Raw records
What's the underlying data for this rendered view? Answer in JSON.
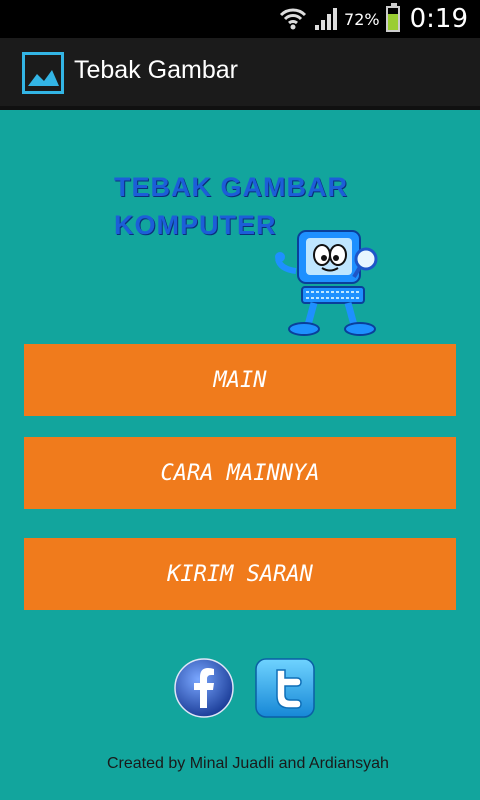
{
  "status_bar": {
    "battery_percent": "72%",
    "battery_level": 0.72,
    "time": "0:19",
    "icons": [
      "wifi-icon",
      "signal-icon",
      "battery-icon"
    ]
  },
  "action_bar": {
    "title": "Tebak Gambar",
    "icon": "image-icon"
  },
  "logo": {
    "line1": "TEBAK GAMBAR",
    "line2": "KOMPUTER",
    "mascot": "computer-mascot-icon"
  },
  "menu": {
    "items": [
      {
        "label": "MAIN"
      },
      {
        "label": "CARA MAINNYA"
      },
      {
        "label": "KIRIM SARAN"
      }
    ]
  },
  "social": {
    "facebook_icon": "facebook-icon",
    "twitter_icon": "twitter-icon"
  },
  "footer": {
    "credit": "Created by Minal Juadli and Ardiansyah"
  },
  "colors": {
    "background": "#12a59d",
    "button": "#f07b1c",
    "action_bar": "#1b1b1b"
  }
}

**WHAT TO DO**.
Among the lines of the data above, count those holding "label" and state only the number.

**FULL RESPONSE**.
3